• [ARTICLE]:
-=-=-=-=-

Edward Bernays, Propaganda, Comment manipuler l’opinion en démocratie

Kim Perron
Université de Sherbrooke

 

« La manipulation consciente, intelligente, des opinions et des habitudes organisées des masses joue un rôle important dans une société démocratique. Ceux qui manipulent ce mécanisme social imperceptible forment un gouvernement invisible qui dirige véritablement le pays[1] ». Contrairement à ce qu’on pourrait croire, cette percutante citation n’est guère la thèse défendue par un récent ouvrage voulant promouvoir une quelconque « théorie du complot ». En effet, c’est plutôt l’ouverture de Propaganda, œuvre marquante rédigée en 1928 par Edward Bernays, souvent considéré comme le père de l’industrie des relations publiques aux Etats-Unis. Toujours très actuel malgré ses 80 ans, Propaganda a récemment été traduit en français et réédité par les éditions Lux. On peut d’ailleurs se questionner sur la pertinence d’ajouter un sous-titre tel « Comment manipuler l’opinion en démocratie » sinon que pour orienter de facto notre perception quant à l’ouvrage. Qu’importe, le livre est très bien introduit par Normand Baillargeon qui présente l’auteur (peu connu malgré son importance) et situe l’ouvrage dans son contexte de production. Les nombreuses notes en bas de page qui jalonnent cette réédition sont d’ailleurs très précieuses à notre compréhension.

Dans l’Amérique des « années folles », Edward Bernays agit comme un pionnier de l’industrie des relations publiques. Les nombreuses campagnes de propagande qu’il va mener avec un retentissant succès lui permettront de devenir un homme très influent. Neveu du célèbre psychanalyste Sigmund Freud, il s’inspire de ses théories pour l’exercice des relations publiques. Son livre Propaganda constitue une tentative de théorisation des pratiques de cette nouvelle discipline ainsi que de son arme principale, la propagande.

-=-=-=-=-

• [BLOC DE DONNÉES]:
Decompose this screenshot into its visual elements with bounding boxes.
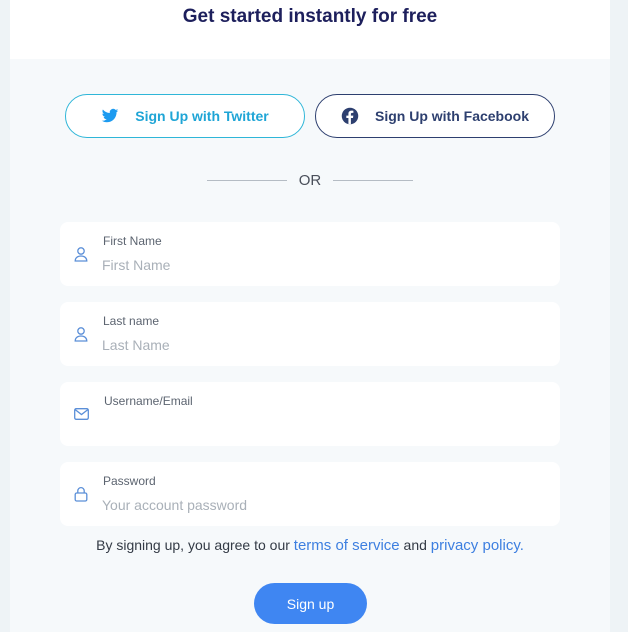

-=-=-=-=-

• [OBJECTIF]: Relevez toutes les personnes désignées par leur nom dans l'article sur Propaganda.

• [CORRIGÉ]:
- Edward Bernays
- Kim Perron
- Normand Baillargeon
- Sigmund Freud